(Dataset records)
+ + + + + + +

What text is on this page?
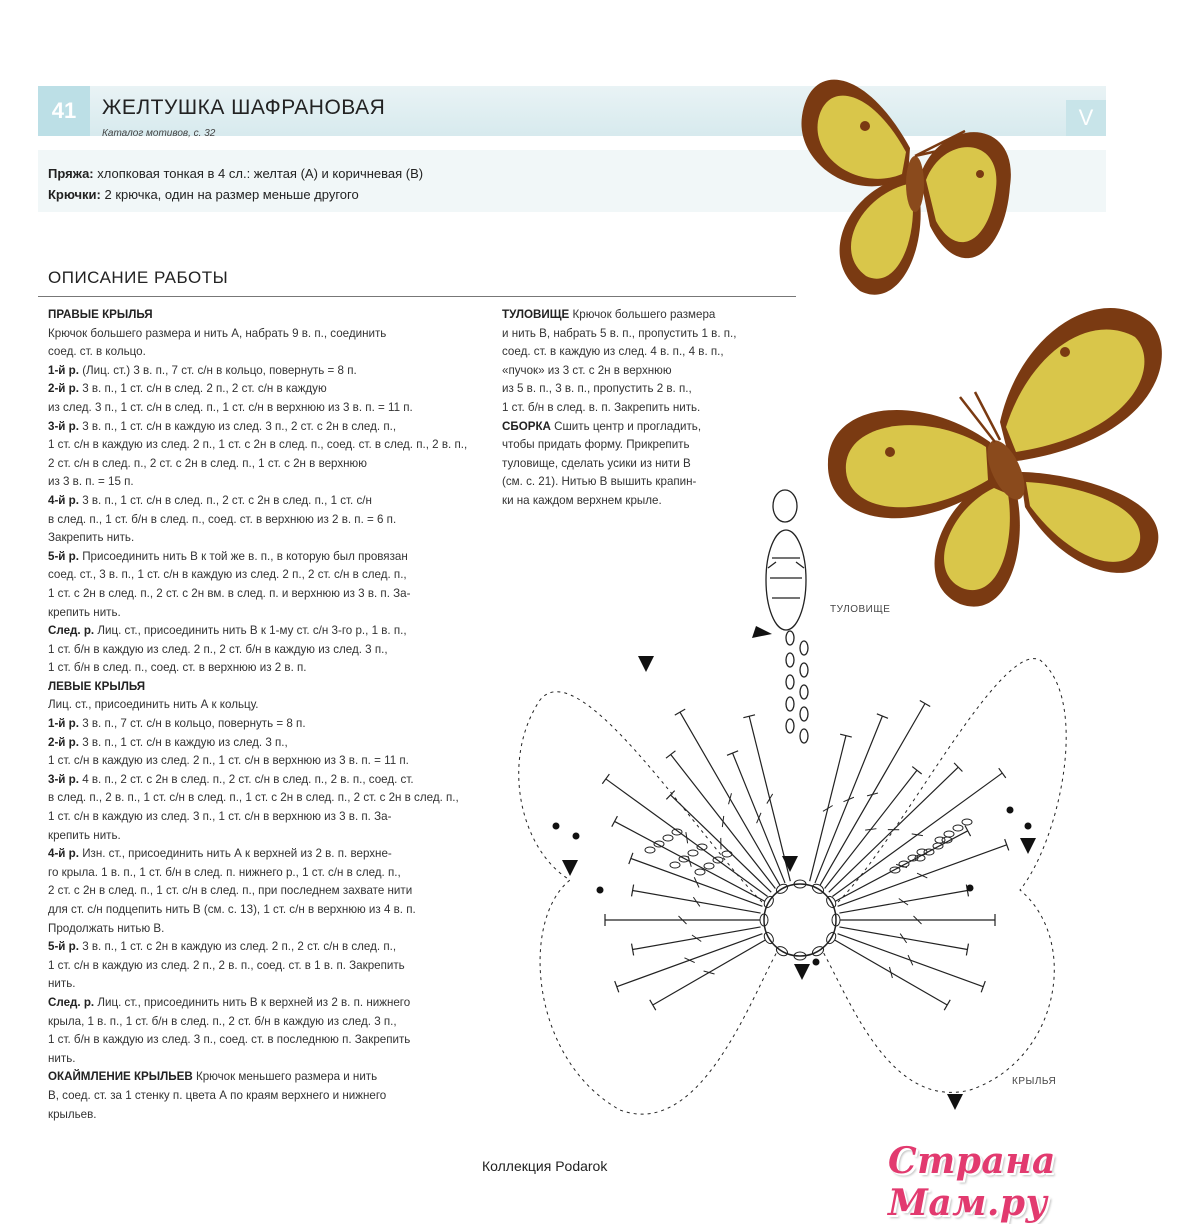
41	V
ЖЕЛТУШКА ШАФРАНОВАЯ
Каталог мотивов, с. 32
Пряжа: хлопковая тонкая в 4 сл.: желтая (А) и коричневая (В)
Крючки: 2 крючка, один на размер меньше другого
ОПИСАНИЕ РАБОТЫ

ПРАВЫЕ КРЫЛЬЯ

Крючок большего размера и нить А, набрать 9 в. п., соединить

соед. ст. в кольцо.

1-й р. (Лиц. ст.) 3 в. п., 7 ст. с/н в кольцо, повернуть = 8 п.

2-й р. 3 в. п., 1 ст. с/н в след. 2 п., 2 ст. с/н в каждую

из след. 3 п., 1 ст. с/н в след. п., 1 ст. с/н в верхнюю из 3 в. п. = 11 п.

3-й р. 3 в. п., 1 ст. с/н в каждую из след. 3 п., 2 ст. с 2н в след. п.,

1 ст. с/н в каждую из след. 2 п., 1 ст. с 2н в след. п., соед. ст. в след. п., 2 в. п.,

2 ст. с/н в след. п., 2 ст. с 2н в след. п., 1 ст. с 2н в верхнюю

из 3 в. п. = 15 п.

4-й р. 3 в. п., 1 ст. с/н в след. п., 2 ст. с 2н в след. п., 1 ст. с/н

в след. п., 1 ст. б/н в след. п., соед. ст. в верхнюю из 2 в. п. = 6 п.

Закрепить нить.

5-й р. Присоединить нить В к той же в. п., в которую был провязан

соед. ст., 3 в. п., 1 ст. с/н в каждую из след. 2 п., 2 ст. с/н в след. п.,

1 ст. с 2н в след. п., 2 ст. с 2н вм. в след. п. и верхнюю из 3 в. п. За-

крепить нить.

След. р. Лиц. ст., присоединить нить В к 1-му ст. с/н 3-го р., 1 в. п.,

1 ст. б/н в каждую из след. 2 п., 2 ст. б/н в каждую из след. 3 п.,

1 ст. б/н в след. п., соед. ст. в верхнюю из 2 в. п.

ЛЕВЫЕ КРЫЛЬЯ

Лиц. ст., присоединить нить А к кольцу.

1-й р. 3 в. п., 7 ст. с/н в кольцо, повернуть = 8 п.

2-й р. 3 в. п., 1 ст. с/н в каждую из след. 3 п.,

1 ст. с/н в каждую из след. 2 п., 1 ст. с/н в верхнюю из 3 в. п. = 11 п.

3-й р. 4 в. п., 2 ст. с 2н в след. п., 2 ст. с/н в след. п., 2 в. п., соед. ст.

в след. п., 2 в. п., 1 ст. с/н в след. п., 1 ст. с 2н в след. п., 2 ст. с 2н в след. п.,

1 ст. с/н в каждую из след. 3 п., 1 ст. с/н в верхнюю из 3 в. п. За-

крепить нить.

4-й р. Изн. ст., присоединить нить А к верхней из 2 в. п. верхне-

го крыла. 1 в. п., 1 ст. б/н в след. п. нижнего р., 1 ст. с/н в след. п.,

2 ст. с 2н в след. п., 1 ст. с/н в след. п., при последнем захвате нити

для ст. с/н подцепить нить В (см. с. 13), 1 ст. с/н в верхнюю из 4 в. п.

Продолжать нитью В.

5-й р. 3 в. п., 1 ст. с 2н в каждую из след. 2 п., 2 ст. с/н в след. п.,

1 ст. с/н в каждую из след. 2 п., 2 в. п., соед. ст. в 1 в. п. Закрепить

нить.

След. р. Лиц. ст., присоединить нить В к верхней из 2 в. п. нижнего

крыла, 1 в. п., 1 ст. б/н в след. п., 2 ст. б/н в каждую из след. 3 п.,

1 ст. б/н в каждую из след. 3 п., соед. ст. в последнюю п. Закрепить

нить.

ОКАЙМЛЕНИЕ КРЫЛЬЕВ Крючок меньшего размера и нить

В, соед. ст. за 1 стенку п. цвета А по краям верхнего и нижнего

крыльев.

ТУЛОВИЩЕ Крючок большего размера

и нить В, набрать 5 в. п., пропустить 1 в. п.,

соед. ст. в каждую из след. 4 в. п., 4 в. п.,

«пучок» из 3 ст. с 2н в верхнюю

из 5 в. п., 3 в. п., пропустить 2 в. п.,

1 ст. б/н в след. в. п. Закрепить нить.

СБОРКА Сшить центр и прогладить,

чтобы придать форму. Прикрепить

туловище, сделать усики из нити В

(см. с. 21). Нитью В вышить крапин-

ки на каждом верхнем крыле.

ТУЛОВИЩЕ
КРЫЛЬЯ
Коллекция Podarok	Страна Мам.ру
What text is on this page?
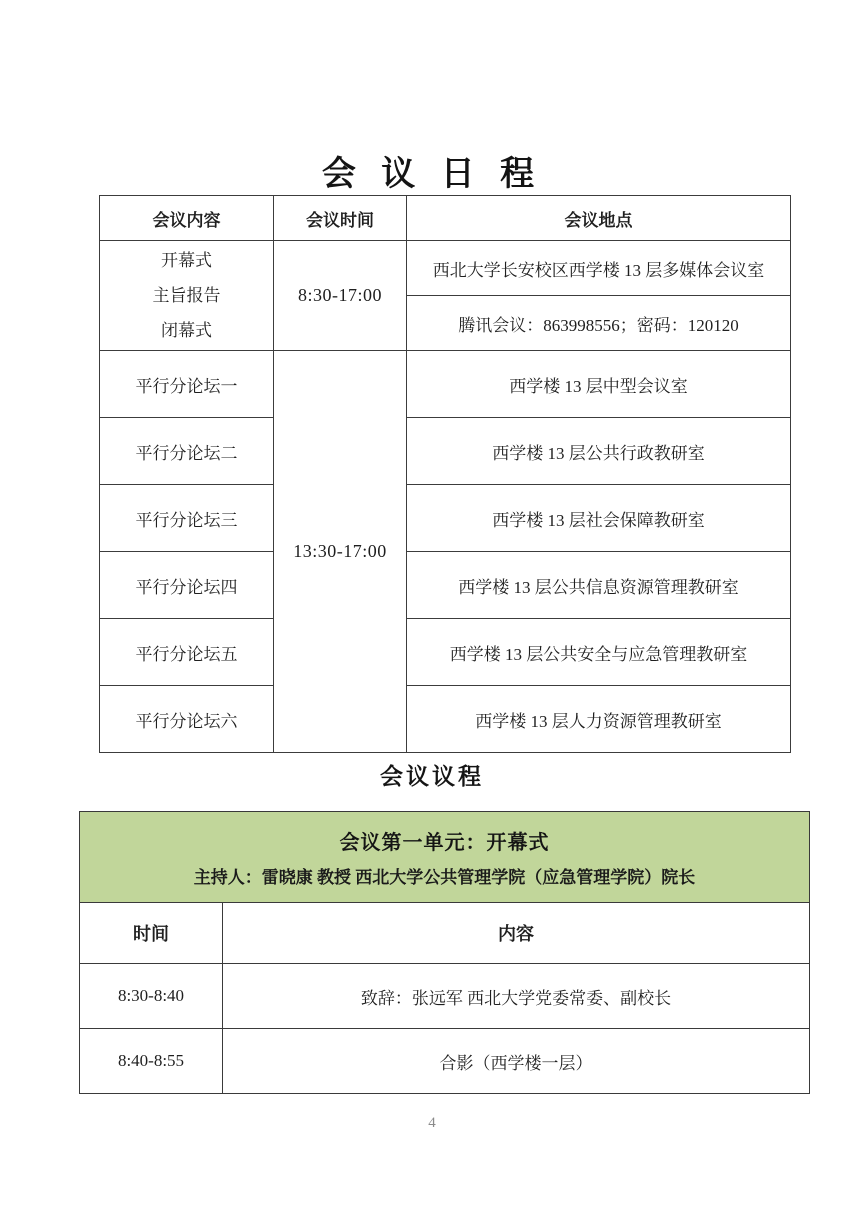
会 议 日 程
会议内容	会议时间	会议地点

开幕式
主旨报告
闭幕式	8:30-17:00	西北大学长安校区西学楼 13 层多媒体会议室
		腾讯会议：863998556；密码：120120
平行分论坛一	13:30-17:00	西学楼 13 层中型会议室
平行分论坛二		西学楼 13 层公共行政教研室
平行分论坛三		西学楼 13 层社会保障教研室
平行分论坛四		西学楼 13 层公共信息资源管理教研室
平行分论坛五		西学楼 13 层公共安全与应急管理教研室
平行分论坛六		西学楼 13 层人力资源管理教研室
会议议程
会议第一单元：开幕式
主持人：雷晓康 教授 西北大学公共管理学院（应急管理学院）院长	

时间	内容
8:30-8:40	致辞：张远军 西北大学党委常委、副校长
8:40-8:55	合影（西学楼一层）
4
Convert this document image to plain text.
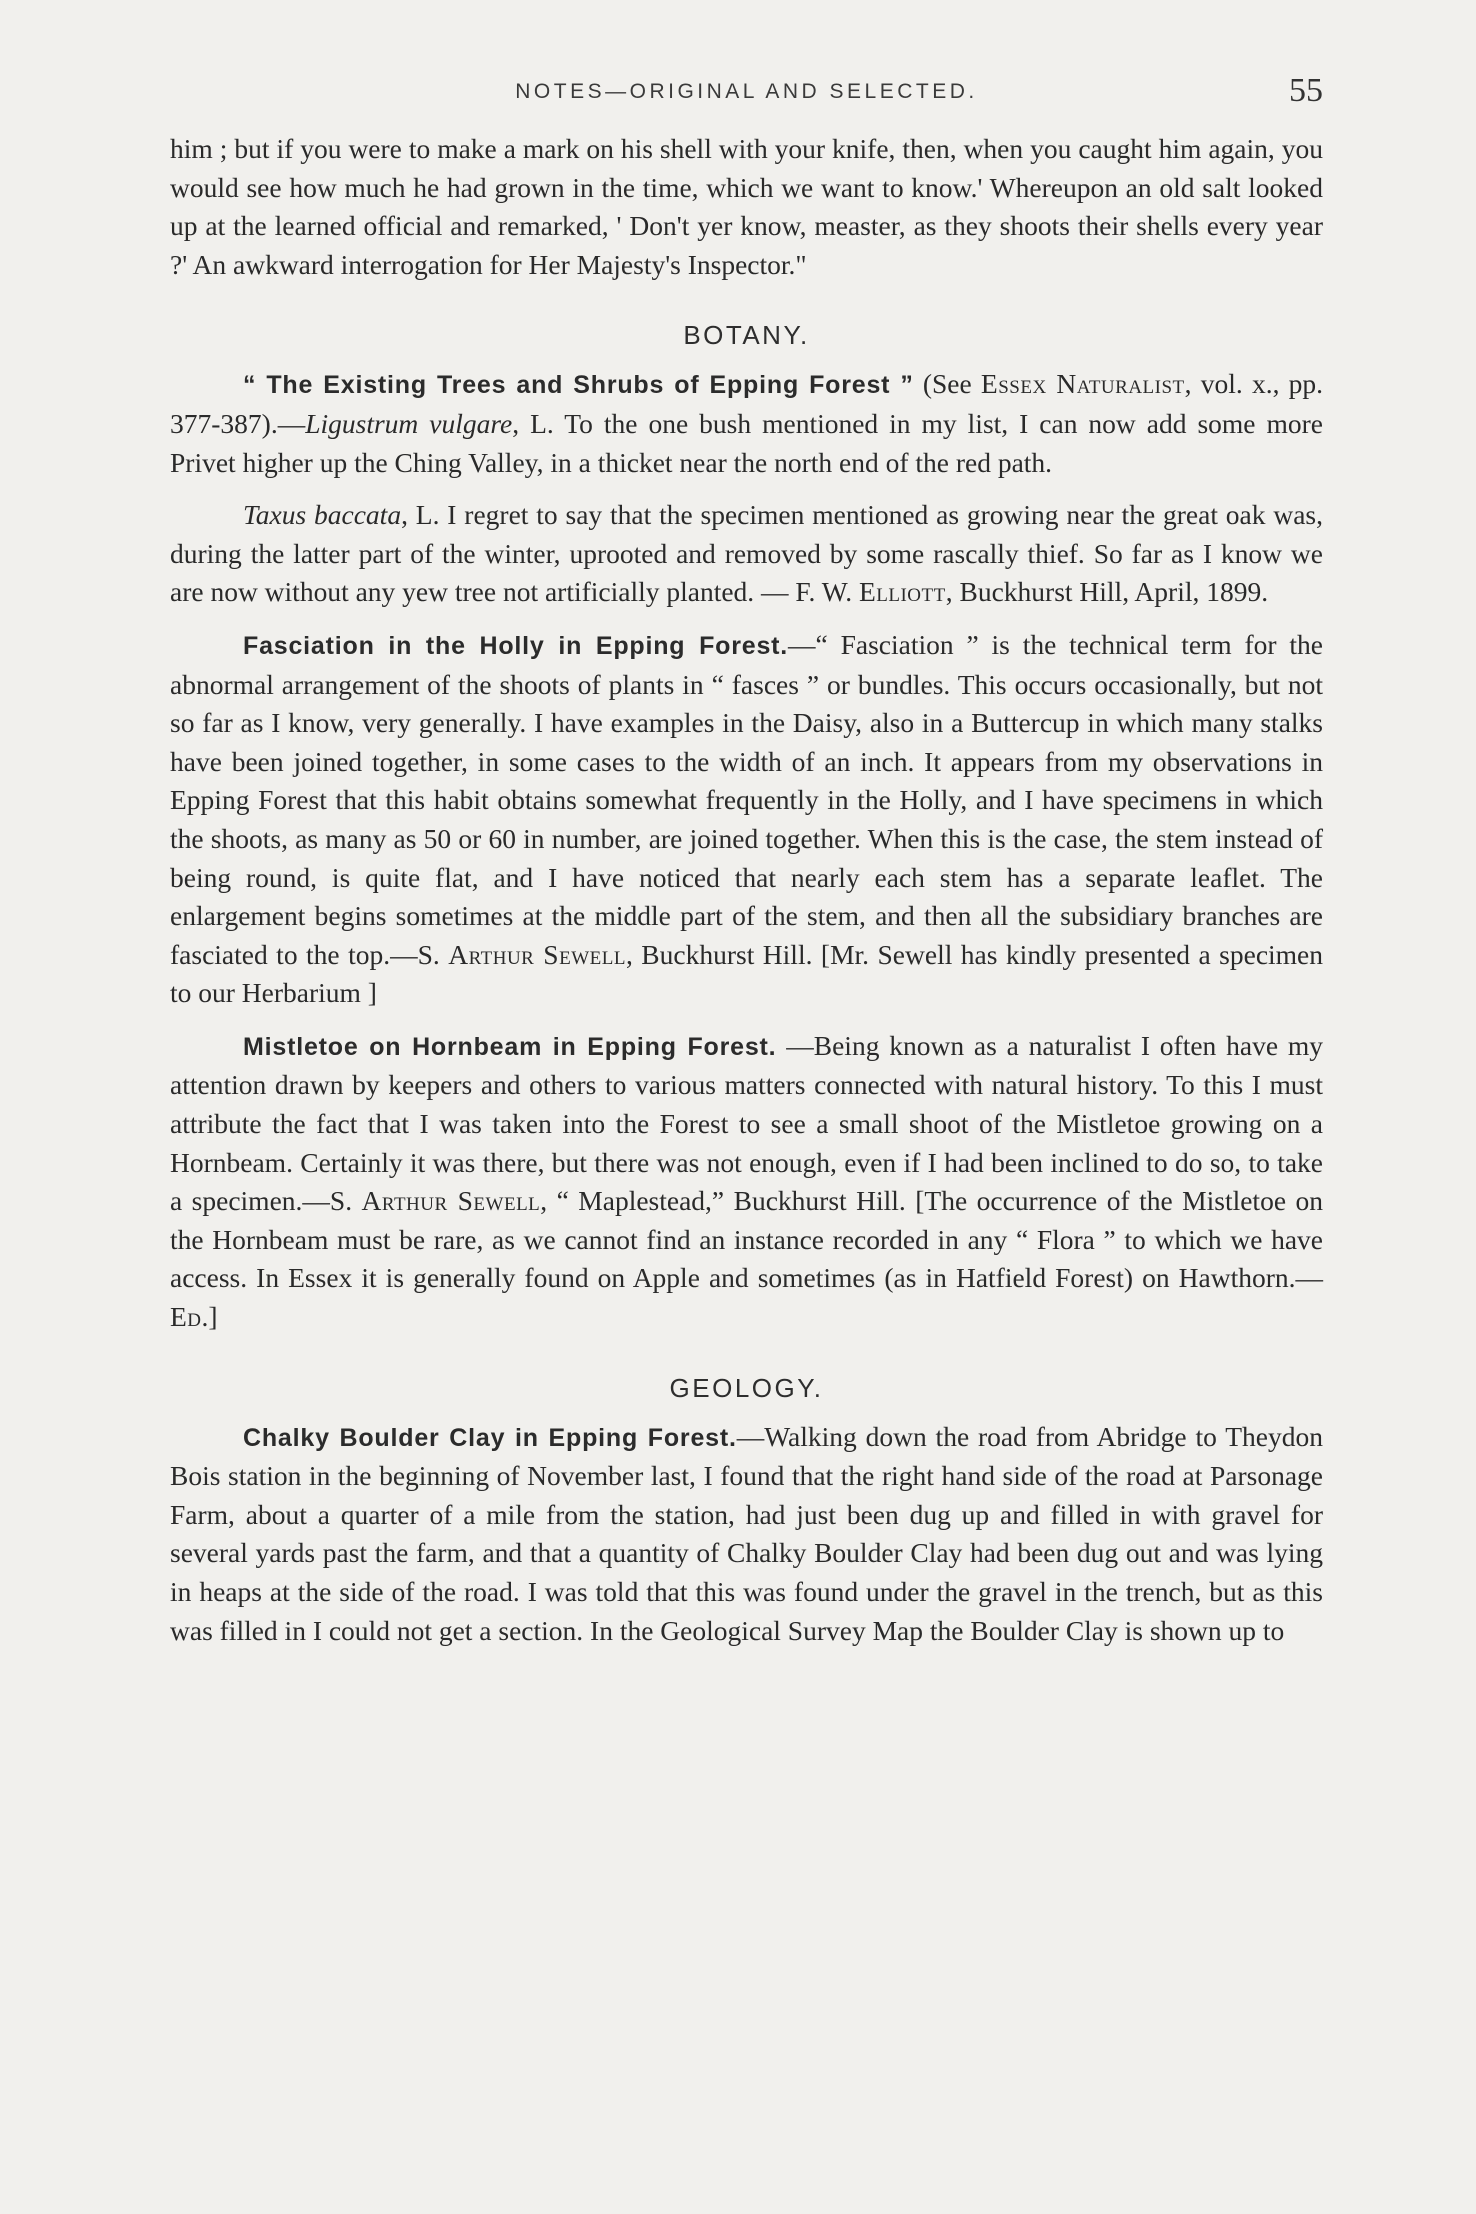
NOTES—ORIGINAL AND SELECTED.	55

him ; but if you were to make a mark on his shell with your knife, then, when you caught him again, you would see how much he had grown in the time, which we want to know.' Whereupon an old salt looked up at the learned official and remarked, ' Don't yer know, measter, as they shoots their shells every year ?' An awkward interrogation for Her Majesty's Inspector."

BOTANY.

“ The Existing Trees and Shrubs of Epping Forest ” (See Essex Naturalist, vol. x., pp. 377-387).—Ligustrum vulgare, L. To the one bush mentioned in my list, I can now add some more Privet higher up the Ching Valley, in a thicket near the north end of the red path.

Taxus baccata, L. I regret to say that the specimen mentioned as growing near the great oak was, during the latter part of the winter, uprooted and removed by some rascally thief. So far as I know we are now without any yew tree not artificially planted. — F. W. Elliott, Buckhurst Hill, April, 1899.

Fasciation in the Holly in Epping Forest.—“ Fasciation ” is the technical term for the abnormal arrangement of the shoots of plants in “ fasces ” or bundles. This occurs occasionally, but not so far as I know, very generally. I have examples in the Daisy, also in a Buttercup in which many stalks have been joined together, in some cases to the width of an inch. It appears from my observations in Epping Forest that this habit obtains somewhat frequently in the Holly, and I have specimens in which the shoots, as many as 50 or 60 in number, are joined together. When this is the case, the stem instead of being round, is quite flat, and I have noticed that nearly each stem has a separate leaflet. The enlargement begins sometimes at the middle part of the stem, and then all the subsidiary branches are fasciated to the top.—S. Arthur Sewell, Buckhurst Hill. [Mr. Sewell has kindly presented a specimen to our Herbarium ]

Mistletoe on Hornbeam in Epping Forest. —Being known as a naturalist I often have my attention drawn by keepers and others to various matters connected with natural history. To this I must attribute the fact that I was taken into the Forest to see a small shoot of the Mistletoe growing on a Hornbeam. Certainly it was there, but there was not enough, even if I had been inclined to do so, to take a specimen.—S. Arthur Sewell, “ Maplestead,” Buckhurst Hill. [The occurrence of the Mistletoe on the Hornbeam must be rare, as we cannot find an instance recorded in any “ Flora ” to which we have access. In Essex it is generally found on Apple and sometimes (as in Hatfield Forest) on Hawthorn.—Ed.]

GEOLOGY.

Chalky Boulder Clay in Epping Forest.—Walking down the road from Abridge to Theydon Bois station in the beginning of November last, I found that the right hand side of the road at Parsonage Farm, about a quarter of a mile from the station, had just been dug up and filled in with gravel for several yards past the farm, and that a quantity of Chalky Boulder Clay had been dug out and was lying in heaps at the side of the road. I was told that this was found under the gravel in the trench, but as this was filled in I could not get a section. In the Geological Survey Map the Boulder Clay is shown up to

+ + + + + + +

SET PROBLEM:
Find every line with "набрать" in the listing and state how many there are, nothing else.

ANSWER TO THE PROBLEM:
2